-- START Reading text --
And no, it doesn't matter that the prosecuting country in question is "unfreindly" - in case you missed the memo, what matters legally are local laws and possibly extradition treaties. Plus, many Swedes would undoubtably view American law as repressive on IP issues, just as many Americans would view Iranian law as oppressive on free speach issues.
The "not in my country" defense is otherwise known as national sovereignty. Don't like it? Tough. You either abide by it, or accept the idea that another nation can enforce it's laws upon you remotely. If you wish legal sovereignty for your own nation, you must allow others the same right. To grant them any less makes you little more than a hypocritic shill."
If someone in my country was doing something illegal in another country -- something that nearly every country in the world had a law against -- I would support extraditing them so they get a proper punishment. If some studio in Sweden produced music that Americans were stealing, the Americans should be held absolutely accountable and face Swedish justice.
To give a real world example, some years back an American was going to get caned in Singapore for a crime. I had absolutely no problem with that. If you break the law, you deserve the punishment.
"ok lets try this on for size....I buy dvd(with real dollars), I copy dvd. Now wherein did a physical theft take place?"
That's perfectly within your right. I never said the DMCA should be followed. You're free to make as many copies as you want -- for yourself.
Except that's not what we're talking about here. Take a look at the stuff on these sites. Most aren't store-bought copies -- they're cuts released before the theatrical debut. SOMEONE has to PHYSICALLY STEAL the item from the studios. There is actual theft going on, whether you like it or not.
"Theft is when YOU HAVE SOMETHING, SOMEONE ELSE TAKES IT, and YOU NO LONGER HAVE IT."
How DO YOU THINK they GET THE ORIGINAL ITEM? Someone PHYSICALLY TAKES IT. When a different CHOCOLATE comes out, SOMEONE PHYSICALLY TAKES that. Repeat AD NAUSEUM.
Enough WITH the CAPS.
Again, you (as many Slashdotters) start looking at digital theft at one point: the copy. A lot more goes on prior to the copy -- the actual crime.
And again, that doesn't affect my analogy. We're talking about the newspaper that tells *you* where to get the stolen goods. The governments don't go after the torrent sites just to take them out -- they're after the guy physically *stealing* the CDs/DVDs/etc out of the stores/recording studios/etc. The torrent sites just help find them.
Physical theft of CD/DVD/etc : physical theft of chocolate Pirate Bay : Newspaper that tells you where to get the chocolate
At some point, a physical item IS stolen. To take the analogy further, there's a lot of different kinds of chocolate out there. Every time a new one comes out, someone HAS to steal it.
Slashdotters forget that part. They think the process starts with a digital copy. It doesn't. It starts with a physical theft.
-- END Reading text --
-- START Supplied data --
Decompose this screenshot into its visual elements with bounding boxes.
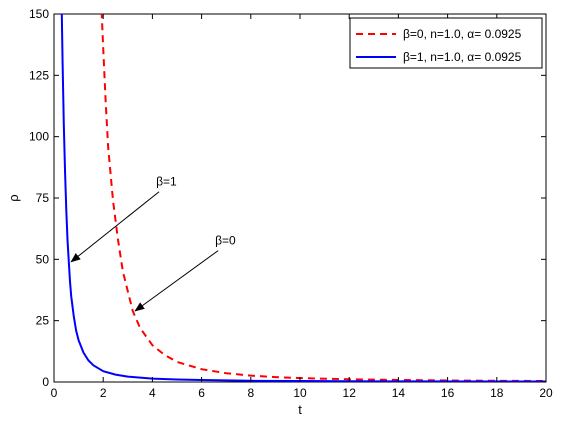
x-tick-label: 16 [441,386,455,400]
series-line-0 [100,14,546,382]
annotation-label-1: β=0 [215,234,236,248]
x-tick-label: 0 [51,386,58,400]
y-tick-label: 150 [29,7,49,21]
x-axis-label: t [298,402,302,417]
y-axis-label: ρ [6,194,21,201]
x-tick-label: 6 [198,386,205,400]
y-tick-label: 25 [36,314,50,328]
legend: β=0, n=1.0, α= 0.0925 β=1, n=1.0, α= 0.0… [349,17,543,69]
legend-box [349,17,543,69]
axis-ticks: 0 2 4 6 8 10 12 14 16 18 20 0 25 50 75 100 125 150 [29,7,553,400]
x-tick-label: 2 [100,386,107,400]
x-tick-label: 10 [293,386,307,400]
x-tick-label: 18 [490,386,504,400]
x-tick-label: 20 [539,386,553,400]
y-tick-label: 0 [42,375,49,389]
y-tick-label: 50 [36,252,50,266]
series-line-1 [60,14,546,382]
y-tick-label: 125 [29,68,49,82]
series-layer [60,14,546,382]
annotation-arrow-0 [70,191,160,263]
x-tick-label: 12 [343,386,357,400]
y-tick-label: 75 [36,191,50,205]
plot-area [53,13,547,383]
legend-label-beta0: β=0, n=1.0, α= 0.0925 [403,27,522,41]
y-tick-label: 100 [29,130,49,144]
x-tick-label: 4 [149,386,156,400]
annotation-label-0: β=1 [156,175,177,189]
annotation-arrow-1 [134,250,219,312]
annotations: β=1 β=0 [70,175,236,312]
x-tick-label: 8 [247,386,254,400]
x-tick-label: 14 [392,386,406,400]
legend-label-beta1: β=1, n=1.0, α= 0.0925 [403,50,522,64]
-- END Supplied data --
## Tasks to complete
• A. Translate this sentence from the piracy text into Spanish: "If you break the law, you deserve the punishment."
• B. Copy the rows word for word, from the line containing "x-tick-label: 16 [441,386,455,400]" through the last line of the rows.

## Solutions by task
• A. Si infringes la ley, mereces el castigo.

• B.
x-tick-label: 16 [441,386,455,400]
series-line-0 [100,14,546,382]
annotation-label-1: β=0 [215,234,236,248]
x-tick-label: 0 [51,386,58,400]
y-tick-label: 150 [29,7,49,21]
x-axis-label: t [298,402,302,417]
y-axis-label: ρ [6,194,21,201]
x-tick-label: 6 [198,386,205,400]
y-tick-label: 25 [36,314,50,328]
legend: β=0, n=1.0, α= 0.0925 β=1, n=1.0, α= 0.0… [349,17,543,69]
legend-box [349,17,543,69]
axis-ticks: 0 2 4 6 8 10 12 14 16 18 20 0 25 50 75 100 125 150 [29,7,553,400]
x-tick-label: 2 [100,386,107,400]
x-tick-label: 10 [293,386,307,400]
x-tick-label: 18 [490,386,504,400]
x-tick-label: 20 [539,386,553,400]
y-tick-label: 0 [42,375,49,389]
y-tick-label: 50 [36,252,50,266]
series-line-1 [60,14,546,382]
y-tick-label: 125 [29,68,49,82]
series-layer [60,14,546,382]
annotation-arrow-0 [70,191,160,263]
x-tick-label: 12 [343,386,357,400]
y-tick-label: 75 [36,191,50,205]
plot-area [53,13,547,383]
legend-label-beta0: β=0, n=1.0, α= 0.0925 [403,27,522,41]
y-tick-label: 100 [29,130,49,144]
x-tick-label: 4 [149,386,156,400]
annotation-label-0: β=1 [156,175,177,189]
annotation-arrow-1 [134,250,219,312]
annotations: β=1 β=0 [70,175,236,312]
x-tick-label: 8 [247,386,254,400]
x-tick-label: 14 [392,386,406,400]
legend-label-beta1: β=1, n=1.0, α= 0.0925 [403,50,522,64]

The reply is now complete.